Entries from a visual dataset
— Begin —
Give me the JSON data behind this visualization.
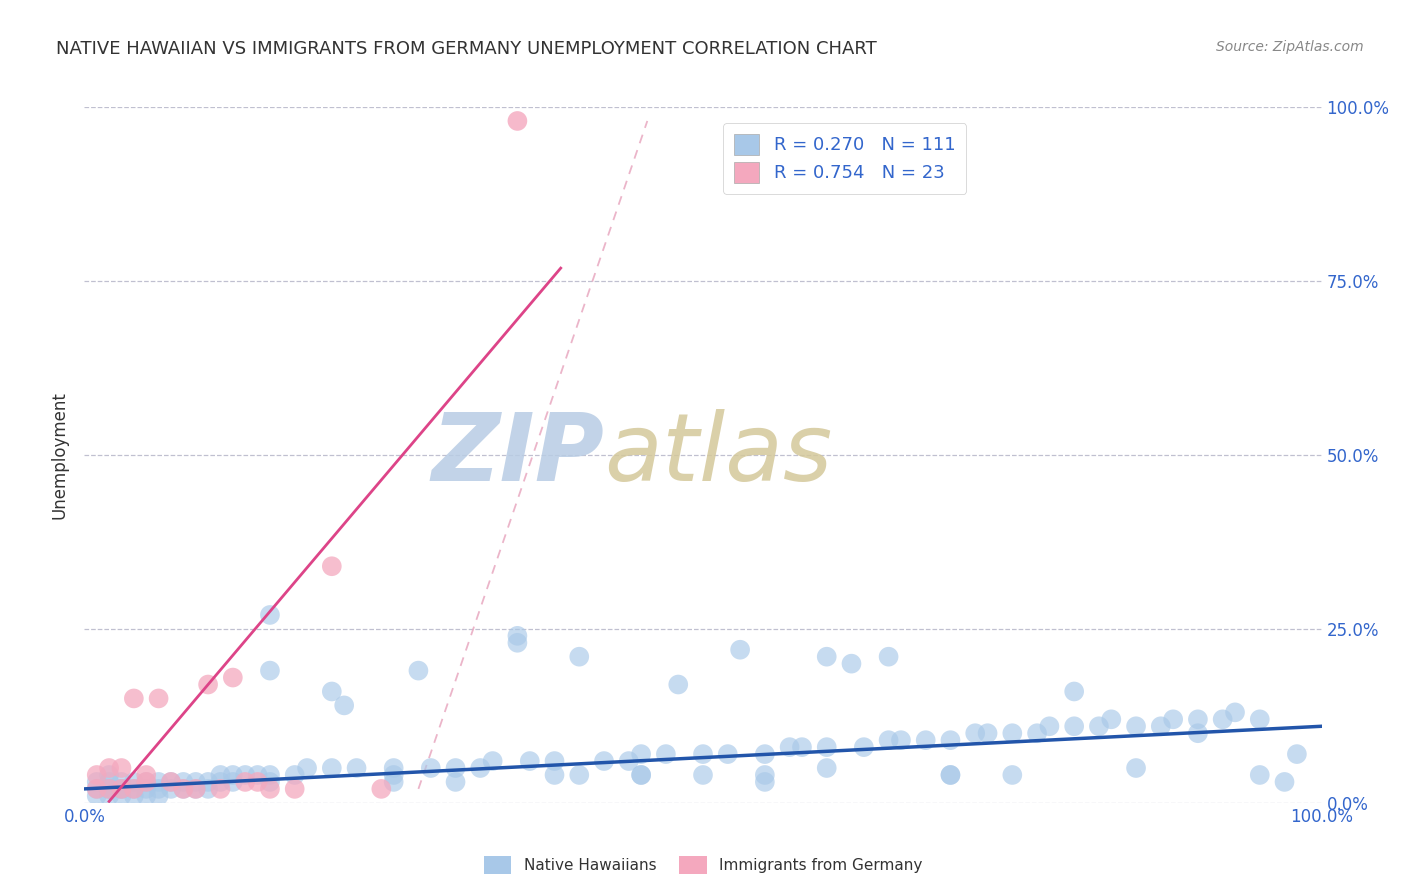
{
  "title": "NATIVE HAWAIIAN VS IMMIGRANTS FROM GERMANY UNEMPLOYMENT CORRELATION CHART",
  "source_text": "Source: ZipAtlas.com",
  "ylabel": "Unemployment",
  "y_tick_labels": [
    "0.0%",
    "25.0%",
    "50.0%",
    "75.0%",
    "100.0%"
  ],
  "y_ticks": [
    0.0,
    0.25,
    0.5,
    0.75,
    1.0
  ],
  "x_lim": [
    0,
    1.0
  ],
  "y_lim": [
    0,
    1.0
  ],
  "blue_color": "#a8c8e8",
  "pink_color": "#f4a8be",
  "blue_line_color": "#2255aa",
  "pink_line_color": "#dd4488",
  "diag_color": "#e8a8c0",
  "grid_color": "#c0c0d0",
  "text_color": "#3366cc",
  "title_color": "#333333",
  "source_color": "#888888",
  "watermark_zip_color": "#c8d8ee",
  "watermark_atlas_color": "#d0c8a8",
  "legend_blue_label": "R = 0.270   N = 111",
  "legend_pink_label": "R = 0.754   N = 23",
  "legend_native": "Native Hawaiians",
  "legend_immigrants": "Immigrants from Germany",
  "blue_intercept": 0.02,
  "blue_slope": 0.09,
  "pink_intercept": -0.04,
  "pink_slope": 2.1,
  "blue_scatter_x": [
    0.01,
    0.01,
    0.01,
    0.02,
    0.02,
    0.02,
    0.02,
    0.02,
    0.03,
    0.03,
    0.03,
    0.03,
    0.04,
    0.04,
    0.04,
    0.05,
    0.05,
    0.05,
    0.06,
    0.06,
    0.06,
    0.07,
    0.07,
    0.08,
    0.08,
    0.09,
    0.09,
    0.1,
    0.1,
    0.11,
    0.11,
    0.12,
    0.12,
    0.13,
    0.14,
    0.15,
    0.15,
    0.17,
    0.18,
    0.2,
    0.21,
    0.22,
    0.25,
    0.27,
    0.28,
    0.3,
    0.32,
    0.33,
    0.35,
    0.36,
    0.38,
    0.4,
    0.42,
    0.44,
    0.45,
    0.47,
    0.48,
    0.5,
    0.52,
    0.53,
    0.55,
    0.57,
    0.58,
    0.6,
    0.62,
    0.63,
    0.65,
    0.66,
    0.68,
    0.7,
    0.72,
    0.73,
    0.75,
    0.77,
    0.78,
    0.8,
    0.82,
    0.83,
    0.85,
    0.87,
    0.88,
    0.9,
    0.92,
    0.93,
    0.95,
    0.97,
    0.98,
    0.15,
    0.2,
    0.25,
    0.3,
    0.35,
    0.4,
    0.45,
    0.5,
    0.55,
    0.6,
    0.65,
    0.7,
    0.75,
    0.8,
    0.85,
    0.9,
    0.95,
    0.15,
    0.25,
    0.38,
    0.45,
    0.6,
    0.7,
    0.55
  ],
  "blue_scatter_y": [
    0.01,
    0.02,
    0.03,
    0.01,
    0.02,
    0.02,
    0.03,
    0.04,
    0.01,
    0.02,
    0.02,
    0.03,
    0.01,
    0.02,
    0.03,
    0.01,
    0.02,
    0.03,
    0.01,
    0.02,
    0.03,
    0.02,
    0.03,
    0.02,
    0.03,
    0.02,
    0.03,
    0.02,
    0.03,
    0.03,
    0.04,
    0.03,
    0.04,
    0.04,
    0.04,
    0.03,
    0.04,
    0.04,
    0.05,
    0.05,
    0.14,
    0.05,
    0.05,
    0.19,
    0.05,
    0.05,
    0.05,
    0.06,
    0.24,
    0.06,
    0.06,
    0.21,
    0.06,
    0.06,
    0.07,
    0.07,
    0.17,
    0.07,
    0.07,
    0.22,
    0.07,
    0.08,
    0.08,
    0.08,
    0.2,
    0.08,
    0.09,
    0.09,
    0.09,
    0.09,
    0.1,
    0.1,
    0.1,
    0.1,
    0.11,
    0.11,
    0.11,
    0.12,
    0.11,
    0.11,
    0.12,
    0.12,
    0.12,
    0.13,
    0.12,
    0.03,
    0.07,
    0.19,
    0.16,
    0.03,
    0.03,
    0.23,
    0.04,
    0.04,
    0.04,
    0.03,
    0.05,
    0.21,
    0.04,
    0.04,
    0.16,
    0.05,
    0.1,
    0.04,
    0.27,
    0.04,
    0.04,
    0.04,
    0.21,
    0.04,
    0.04
  ],
  "pink_scatter_x": [
    0.01,
    0.01,
    0.02,
    0.02,
    0.03,
    0.03,
    0.04,
    0.04,
    0.05,
    0.05,
    0.06,
    0.07,
    0.08,
    0.09,
    0.1,
    0.11,
    0.12,
    0.13,
    0.14,
    0.15,
    0.17,
    0.2,
    0.24
  ],
  "pink_scatter_y": [
    0.02,
    0.04,
    0.02,
    0.05,
    0.02,
    0.05,
    0.02,
    0.15,
    0.03,
    0.04,
    0.15,
    0.03,
    0.02,
    0.02,
    0.17,
    0.02,
    0.18,
    0.03,
    0.03,
    0.02,
    0.02,
    0.34,
    0.02
  ]
}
— End —
Write out the full listing verbatim, excluding its pictures.

__Exercise response__
Give me the JSON data behind this visualization.
{
  "title": "NATIVE HAWAIIAN VS IMMIGRANTS FROM GERMANY UNEMPLOYMENT CORRELATION CHART",
  "source_text": "Source: ZipAtlas.com",
  "ylabel": "Unemployment",
  "y_tick_labels": [
    "0.0%",
    "25.0%",
    "50.0%",
    "75.0%",
    "100.0%"
  ],
  "y_ticks": [
    0.0,
    0.25,
    0.5,
    0.75,
    1.0
  ],
  "x_lim": [
    0,
    1.0
  ],
  "y_lim": [
    0,
    1.0
  ],
  "blue_color": "#a8c8e8",
  "pink_color": "#f4a8be",
  "blue_line_color": "#2255aa",
  "pink_line_color": "#dd4488",
  "diag_color": "#e8a8c0",
  "grid_color": "#c0c0d0",
  "text_color": "#3366cc",
  "title_color": "#333333",
  "source_color": "#888888",
  "watermark_zip_color": "#c8d8ee",
  "watermark_atlas_color": "#d0c8a8",
  "legend_blue_label": "R = 0.270   N = 111",
  "legend_pink_label": "R = 0.754   N = 23",
  "legend_native": "Native Hawaiians",
  "legend_immigrants": "Immigrants from Germany",
  "blue_intercept": 0.02,
  "blue_slope": 0.09,
  "pink_intercept": -0.04,
  "pink_slope": 2.1,
  "blue_scatter_x": [
    0.01,
    0.01,
    0.01,
    0.02,
    0.02,
    0.02,
    0.02,
    0.02,
    0.03,
    0.03,
    0.03,
    0.03,
    0.04,
    0.04,
    0.04,
    0.05,
    0.05,
    0.05,
    0.06,
    0.06,
    0.06,
    0.07,
    0.07,
    0.08,
    0.08,
    0.09,
    0.09,
    0.1,
    0.1,
    0.11,
    0.11,
    0.12,
    0.12,
    0.13,
    0.14,
    0.15,
    0.15,
    0.17,
    0.18,
    0.2,
    0.21,
    0.22,
    0.25,
    0.27,
    0.28,
    0.3,
    0.32,
    0.33,
    0.35,
    0.36,
    0.38,
    0.4,
    0.42,
    0.44,
    0.45,
    0.47,
    0.48,
    0.5,
    0.52,
    0.53,
    0.55,
    0.57,
    0.58,
    0.6,
    0.62,
    0.63,
    0.65,
    0.66,
    0.68,
    0.7,
    0.72,
    0.73,
    0.75,
    0.77,
    0.78,
    0.8,
    0.82,
    0.83,
    0.85,
    0.87,
    0.88,
    0.9,
    0.92,
    0.93,
    0.95,
    0.97,
    0.98,
    0.15,
    0.2,
    0.25,
    0.3,
    0.35,
    0.4,
    0.45,
    0.5,
    0.55,
    0.6,
    0.65,
    0.7,
    0.75,
    0.8,
    0.85,
    0.9,
    0.95,
    0.15,
    0.25,
    0.38,
    0.45,
    0.6,
    0.7,
    0.55
  ],
  "blue_scatter_y": [
    0.01,
    0.02,
    0.03,
    0.01,
    0.02,
    0.02,
    0.03,
    0.04,
    0.01,
    0.02,
    0.02,
    0.03,
    0.01,
    0.02,
    0.03,
    0.01,
    0.02,
    0.03,
    0.01,
    0.02,
    0.03,
    0.02,
    0.03,
    0.02,
    0.03,
    0.02,
    0.03,
    0.02,
    0.03,
    0.03,
    0.04,
    0.03,
    0.04,
    0.04,
    0.04,
    0.03,
    0.04,
    0.04,
    0.05,
    0.05,
    0.14,
    0.05,
    0.05,
    0.19,
    0.05,
    0.05,
    0.05,
    0.06,
    0.24,
    0.06,
    0.06,
    0.21,
    0.06,
    0.06,
    0.07,
    0.07,
    0.17,
    0.07,
    0.07,
    0.22,
    0.07,
    0.08,
    0.08,
    0.08,
    0.2,
    0.08,
    0.09,
    0.09,
    0.09,
    0.09,
    0.1,
    0.1,
    0.1,
    0.1,
    0.11,
    0.11,
    0.11,
    0.12,
    0.11,
    0.11,
    0.12,
    0.12,
    0.12,
    0.13,
    0.12,
    0.03,
    0.07,
    0.19,
    0.16,
    0.03,
    0.03,
    0.23,
    0.04,
    0.04,
    0.04,
    0.03,
    0.05,
    0.21,
    0.04,
    0.04,
    0.16,
    0.05,
    0.1,
    0.04,
    0.27,
    0.04,
    0.04,
    0.04,
    0.21,
    0.04,
    0.04
  ],
  "pink_scatter_x": [
    0.01,
    0.01,
    0.02,
    0.02,
    0.03,
    0.03,
    0.04,
    0.04,
    0.05,
    0.05,
    0.06,
    0.07,
    0.08,
    0.09,
    0.1,
    0.11,
    0.12,
    0.13,
    0.14,
    0.15,
    0.17,
    0.2,
    0.24
  ],
  "pink_scatter_y": [
    0.02,
    0.04,
    0.02,
    0.05,
    0.02,
    0.05,
    0.02,
    0.15,
    0.03,
    0.04,
    0.15,
    0.03,
    0.02,
    0.02,
    0.17,
    0.02,
    0.18,
    0.03,
    0.03,
    0.02,
    0.02,
    0.34,
    0.02
  ]
}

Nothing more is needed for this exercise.